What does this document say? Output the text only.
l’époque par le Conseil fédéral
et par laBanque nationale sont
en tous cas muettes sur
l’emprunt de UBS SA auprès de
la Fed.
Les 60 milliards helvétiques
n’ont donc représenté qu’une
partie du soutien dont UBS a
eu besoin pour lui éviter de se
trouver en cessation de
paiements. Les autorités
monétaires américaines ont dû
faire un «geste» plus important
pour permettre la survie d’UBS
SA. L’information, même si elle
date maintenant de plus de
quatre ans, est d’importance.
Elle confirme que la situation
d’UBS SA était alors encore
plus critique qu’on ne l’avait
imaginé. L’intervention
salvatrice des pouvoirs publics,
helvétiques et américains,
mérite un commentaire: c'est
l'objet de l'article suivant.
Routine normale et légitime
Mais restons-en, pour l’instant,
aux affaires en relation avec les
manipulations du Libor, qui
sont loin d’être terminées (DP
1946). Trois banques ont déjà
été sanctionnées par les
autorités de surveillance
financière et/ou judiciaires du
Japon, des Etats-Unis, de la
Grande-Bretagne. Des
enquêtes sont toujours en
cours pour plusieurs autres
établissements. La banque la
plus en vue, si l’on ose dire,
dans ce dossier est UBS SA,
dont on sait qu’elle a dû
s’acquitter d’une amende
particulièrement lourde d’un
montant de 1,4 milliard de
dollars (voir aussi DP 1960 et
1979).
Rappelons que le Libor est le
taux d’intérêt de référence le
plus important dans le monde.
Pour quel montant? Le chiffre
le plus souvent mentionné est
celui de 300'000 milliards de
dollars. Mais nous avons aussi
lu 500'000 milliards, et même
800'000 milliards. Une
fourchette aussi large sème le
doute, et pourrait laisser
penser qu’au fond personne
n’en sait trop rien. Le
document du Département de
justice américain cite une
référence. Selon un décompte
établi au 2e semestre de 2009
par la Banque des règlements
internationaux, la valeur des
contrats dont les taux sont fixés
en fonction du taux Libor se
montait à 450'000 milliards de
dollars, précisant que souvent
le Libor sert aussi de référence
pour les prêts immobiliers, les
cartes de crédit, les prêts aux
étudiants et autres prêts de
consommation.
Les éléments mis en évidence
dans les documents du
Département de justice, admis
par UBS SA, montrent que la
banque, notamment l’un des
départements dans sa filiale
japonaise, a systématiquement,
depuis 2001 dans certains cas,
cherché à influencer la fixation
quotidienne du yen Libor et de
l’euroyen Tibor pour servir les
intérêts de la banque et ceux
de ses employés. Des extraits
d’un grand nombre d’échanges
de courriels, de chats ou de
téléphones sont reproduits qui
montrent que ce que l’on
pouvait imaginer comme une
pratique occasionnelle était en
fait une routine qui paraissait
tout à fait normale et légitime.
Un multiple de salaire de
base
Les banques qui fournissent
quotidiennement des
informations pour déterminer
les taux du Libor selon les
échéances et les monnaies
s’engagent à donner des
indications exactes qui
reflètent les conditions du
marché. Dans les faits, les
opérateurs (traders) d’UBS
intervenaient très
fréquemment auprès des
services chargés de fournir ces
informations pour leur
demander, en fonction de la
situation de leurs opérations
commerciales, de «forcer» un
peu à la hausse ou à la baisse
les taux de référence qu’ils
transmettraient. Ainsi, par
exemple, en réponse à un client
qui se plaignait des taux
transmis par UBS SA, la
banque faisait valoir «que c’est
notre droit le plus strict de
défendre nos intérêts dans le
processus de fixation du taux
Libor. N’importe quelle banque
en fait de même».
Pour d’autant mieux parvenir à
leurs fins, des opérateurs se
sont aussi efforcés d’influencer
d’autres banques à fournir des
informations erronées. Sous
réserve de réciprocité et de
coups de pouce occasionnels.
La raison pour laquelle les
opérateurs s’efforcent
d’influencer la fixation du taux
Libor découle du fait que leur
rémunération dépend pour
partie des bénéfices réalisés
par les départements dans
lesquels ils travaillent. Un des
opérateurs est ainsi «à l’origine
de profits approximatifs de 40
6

◇ ◇ ◇ ◇ ◇ ◇ ◇

**The task:**
Restate each of the entries above verbatim.

**Reply:**
What does this document say? Output the text only.
l’époque par le Conseil fédéral
et par laBanque nationale sont
en tous cas muettes sur
l’emprunt de UBS SA auprès de
la Fed.
Les 60 milliards helvétiques
n’ont donc représenté qu’une
partie du soutien dont UBS a
eu besoin pour lui éviter de se
trouver en cessation de
paiements. Les autorités
monétaires américaines ont dû
faire un «geste» plus important
pour permettre la survie d’UBS
SA. L’information, même si elle
date maintenant de plus de
quatre ans, est d’importance.
Elle confirme que la situation
d’UBS SA était alors encore
plus critique qu’on ne l’avait
imaginé. L’intervention
salvatrice des pouvoirs publics,
helvétiques et américains,
mérite un commentaire: c'est
l'objet de l'article suivant.
Routine normale et légitime
Mais restons-en, pour l’instant,
aux affaires en relation avec les
manipulations du Libor, qui
sont loin d’être terminées (DP
1946). Trois banques ont déjà
été sanctionnées par les
autorités de surveillance
financière et/ou judiciaires du
Japon, des Etats-Unis, de la
Grande-Bretagne. Des
enquêtes sont toujours en
cours pour plusieurs autres
établissements. La banque la
plus en vue, si l’on ose dire,
dans ce dossier est UBS SA,
dont on sait qu’elle a dû
s’acquitter d’une amende
particulièrement lourde d’un
montant de 1,4 milliard de
dollars (voir aussi DP 1960 et
1979).
Rappelons que le Libor est le
taux d’intérêt de référence le
plus important dans le monde.
Pour quel montant? Le chiffre
le plus souvent mentionné est
celui de 300'000 milliards de
dollars. Mais nous avons aussi
lu 500'000 milliards, et même
800'000 milliards. Une
fourchette aussi large sème le
doute, et pourrait laisser
penser qu’au fond personne
n’en sait trop rien. Le
document du Département de
justice américain cite une
référence. Selon un décompte
établi au 2e semestre de 2009
par la Banque des règlements
internationaux, la valeur des
contrats dont les taux sont fixés
en fonction du taux Libor se
montait à 450'000 milliards de
dollars, précisant que souvent
le Libor sert aussi de référence
pour les prêts immobiliers, les
cartes de crédit, les prêts aux
étudiants et autres prêts de
consommation.
Les éléments mis en évidence
dans les documents du
Département de justice, admis
par UBS SA, montrent que la
banque, notamment l’un des
départements dans sa filiale
japonaise, a systématiquement,
depuis 2001 dans certains cas,
cherché à influencer la fixation
quotidienne du yen Libor et de
l’euroyen Tibor pour servir les
intérêts de la banque et ceux
de ses employés. Des extraits
d’un grand nombre d’échanges
de courriels, de chats ou de
téléphones sont reproduits qui
montrent que ce que l’on
pouvait imaginer comme une
pratique occasionnelle était en
fait une routine qui paraissait
tout à fait normale et légitime.
Un multiple de salaire de
base
Les banques qui fournissent
quotidiennement des
informations pour déterminer
les taux du Libor selon les
échéances et les monnaies
s’engagent à donner des
indications exactes qui
reflètent les conditions du
marché. Dans les faits, les
opérateurs (traders) d’UBS
intervenaient très
fréquemment auprès des
services chargés de fournir ces
informations pour leur
demander, en fonction de la
situation de leurs opérations
commerciales, de «forcer» un
peu à la hausse ou à la baisse
les taux de référence qu’ils
transmettraient. Ainsi, par
exemple, en réponse à un client
qui se plaignait des taux
transmis par UBS SA, la
banque faisait valoir «que c’est
notre droit le plus strict de
défendre nos intérêts dans le
processus de fixation du taux
Libor. N’importe quelle banque
en fait de même».
Pour d’autant mieux parvenir à
leurs fins, des opérateurs se
sont aussi efforcés d’influencer
d’autres banques à fournir des
informations erronées. Sous
réserve de réciprocité et de
coups de pouce occasionnels.
La raison pour laquelle les
opérateurs s’efforcent
d’influencer la fixation du taux
Libor découle du fait que leur
rémunération dépend pour
partie des bénéfices réalisés
par les départements dans
lesquels ils travaillent. Un des
opérateurs est ainsi «à l’origine
de profits approximatifs de 40
6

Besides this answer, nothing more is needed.